▶ _Problem requirements_
Repeat every record below exactly, leaving out the pictures.

▶ _Material_

## Begin

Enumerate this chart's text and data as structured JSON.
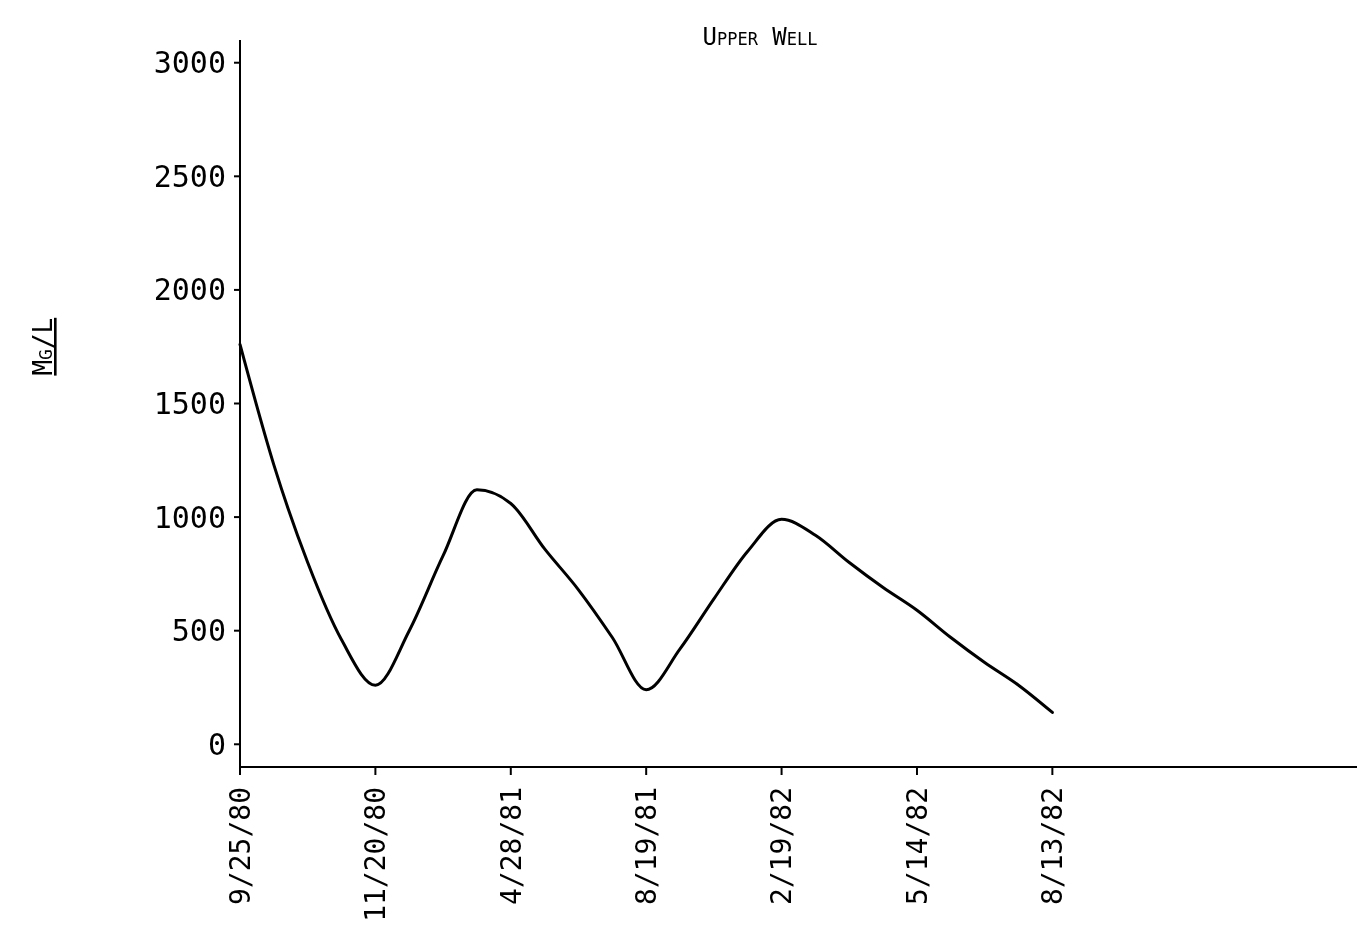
{
  "chart_data": {
    "type": "line",
    "title": "Upper Well",
    "ylabel": "Mg/L",
    "categories": [
      "9/25/80",
      null,
      null,
      null,
      "11/20/80",
      null,
      null,
      null,
      "4/28/81",
      null,
      null,
      null,
      "8/19/81",
      null,
      null,
      null,
      "2/19/82",
      null,
      null,
      null,
      "5/14/82",
      null,
      null,
      null,
      "8/13/82",
      null,
      null,
      null,
      null,
      null,
      null,
      null,
      null,
      null
    ],
    "series": [
      {
        "color": "#000000",
        "values": [
          1760,
          1230,
          800,
          460,
          260,
          500,
          830,
          1120,
          1060,
          860,
          680,
          470,
          240,
          420,
          640,
          850,
          990,
          920,
          800,
          690,
          590,
          470,
          360,
          260,
          140,
          null,
          null,
          null,
          null,
          null,
          null,
          null,
          null,
          null
        ]
      }
    ],
    "ylim": [
      -100,
      3100
    ],
    "yticks": [
      0,
      500,
      1000,
      1500,
      2000,
      2500,
      3000
    ],
    "marker": "none",
    "line_style": "solid"
  }
}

## End

▶ _Task answer_
Enumerate this chart's text and data as structured JSON.
{
  "chart_data": {
    "type": "line",
    "title": "Upper Well",
    "ylabel": "Mg/L",
    "categories": [
      "9/25/80",
      null,
      null,
      null,
      "11/20/80",
      null,
      null,
      null,
      "4/28/81",
      null,
      null,
      null,
      "8/19/81",
      null,
      null,
      null,
      "2/19/82",
      null,
      null,
      null,
      "5/14/82",
      null,
      null,
      null,
      "8/13/82",
      null,
      null,
      null,
      null,
      null,
      null,
      null,
      null,
      null
    ],
    "series": [
      {
        "color": "#000000",
        "values": [
          1760,
          1230,
          800,
          460,
          260,
          500,
          830,
          1120,
          1060,
          860,
          680,
          470,
          240,
          420,
          640,
          850,
          990,
          920,
          800,
          690,
          590,
          470,
          360,
          260,
          140,
          null,
          null,
          null,
          null,
          null,
          null,
          null,
          null,
          null
        ]
      }
    ],
    "ylim": [
      -100,
      3100
    ],
    "yticks": [
      0,
      500,
      1000,
      1500,
      2000,
      2500,
      3000
    ],
    "marker": "none",
    "line_style": "solid"
  }
}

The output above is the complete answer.